_Your goal_:
Extract each line of the material that follows exactly and omit its pictures.

[Collected data]
───

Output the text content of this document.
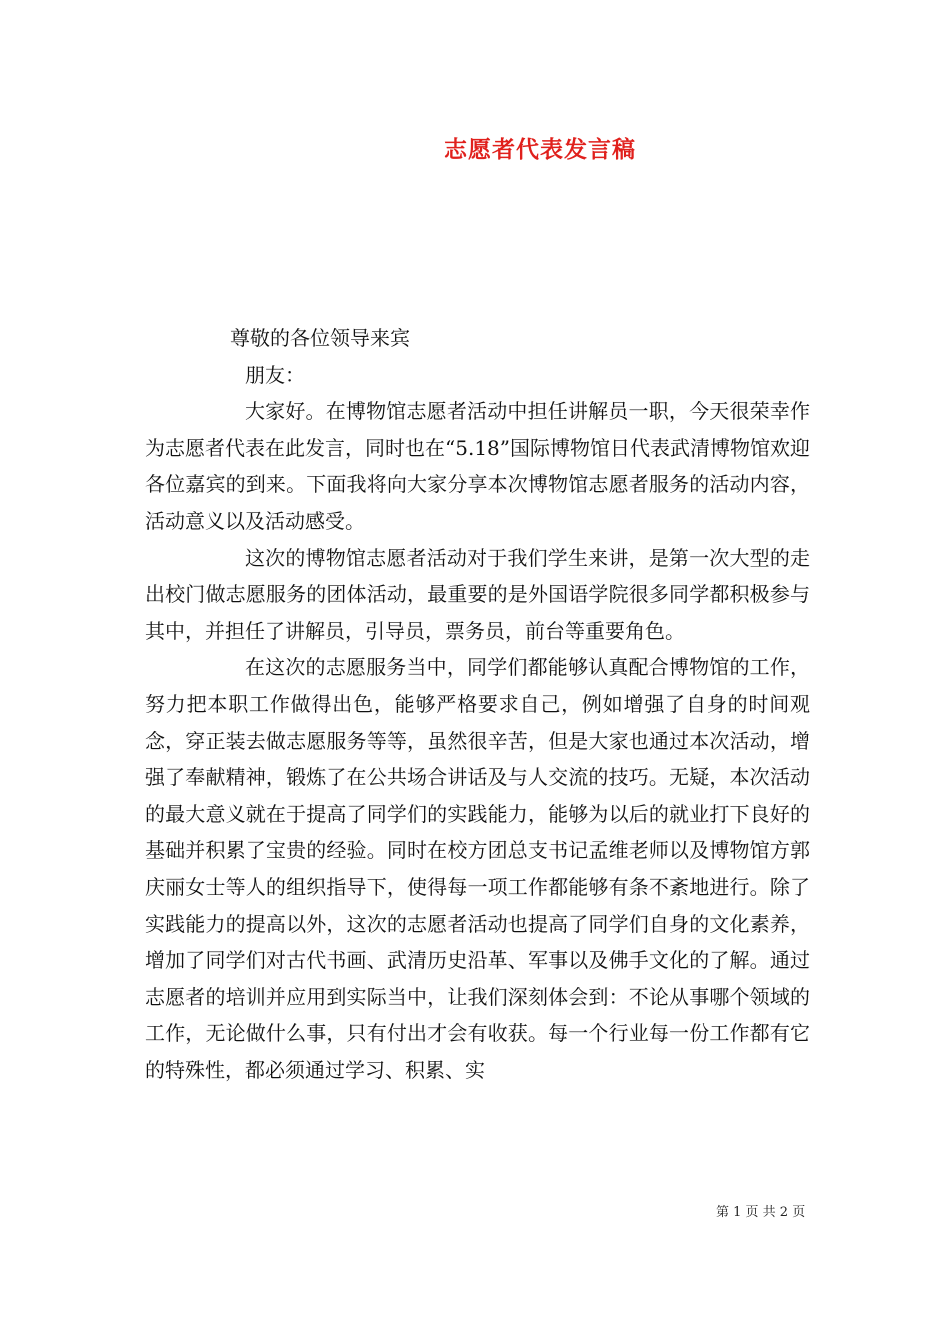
志愿者代表发言稿
尊敬的各位领导来宾
朋友：

大家好。在博物馆志愿者活动中担任讲解员一职，今天很荣幸作为志愿者代表在此发言，同时也在“5.18”国际博物馆日代表武清博物馆欢迎各位嘉宾的到来。下面我将向大家分享本次博物馆志愿者服务的活动内容，活动意义以及活动感受。

这次的博物馆志愿者活动对于我们学生来讲，是第一次大型的走出校门做志愿服务的团体活动，最重要的是外国语学院很多同学都积极参与其中，并担任了讲解员，引导员，票务员，前台等重要角色。

在这次的志愿服务当中，同学们都能够认真配合博物馆的工作，努力把本职工作做得出色，能够严格要求自己，例如增强了自身的时间观念，穿正装去做志愿服务等等，虽然很辛苦，但是大家也通过本次活动，增强了奉献精神，锻炼了在公共场合讲话及与人交流的技巧。无疑，本次活动的最大意义就在于提高了同学们的实践能力，能够为以后的就业打下良好的基础并积累了宝贵的经验。同时在校方团总支书记孟维老师以及博物馆方郭庆丽女士等人的组织指导下，使得每一项工作都能够有条不紊地进行。除了实践能力的提高以外，这次的志愿者活动也提高了同学们自身的文化素养，增加了同学们对古代书画、武清历史沿革、军事以及佛手文化的了解。通过志愿者的培训并应用到实际当中，让我们深刻体会到：不论从事哪个领域的工作，无论做什么事，只有付出才会有收获。每一个行业每一份工作都有它的特殊性，都必须通过学习、积累、实

第 1 页 共 2 页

───

_Result of the exercise_:
Output the text content of this document.
志愿者代表发言稿
尊敬的各位领导来宾
朋友：

大家好。在博物馆志愿者活动中担任讲解员一职，今天很荣幸作为志愿者代表在此发言，同时也在“5.18”国际博物馆日代表武清博物馆欢迎各位嘉宾的到来。下面我将向大家分享本次博物馆志愿者服务的活动内容，活动意义以及活动感受。

这次的博物馆志愿者活动对于我们学生来讲，是第一次大型的走出校门做志愿服务的团体活动，最重要的是外国语学院很多同学都积极参与其中，并担任了讲解员，引导员，票务员，前台等重要角色。

在这次的志愿服务当中，同学们都能够认真配合博物馆的工作，努力把本职工作做得出色，能够严格要求自己，例如增强了自身的时间观念，穿正装去做志愿服务等等，虽然很辛苦，但是大家也通过本次活动，增强了奉献精神，锻炼了在公共场合讲话及与人交流的技巧。无疑，本次活动的最大意义就在于提高了同学们的实践能力，能够为以后的就业打下良好的基础并积累了宝贵的经验。同时在校方团总支书记孟维老师以及博物馆方郭庆丽女士等人的组织指导下，使得每一项工作都能够有条不紊地进行。除了实践能力的提高以外，这次的志愿者活动也提高了同学们自身的文化素养，增加了同学们对古代书画、武清历史沿革、军事以及佛手文化的了解。通过志愿者的培训并应用到实际当中，让我们深刻体会到：不论从事哪个领域的工作，无论做什么事，只有付出才会有收获。每一个行业每一份工作都有它的特殊性，都必须通过学习、积累、实

第 1 页 共 2 页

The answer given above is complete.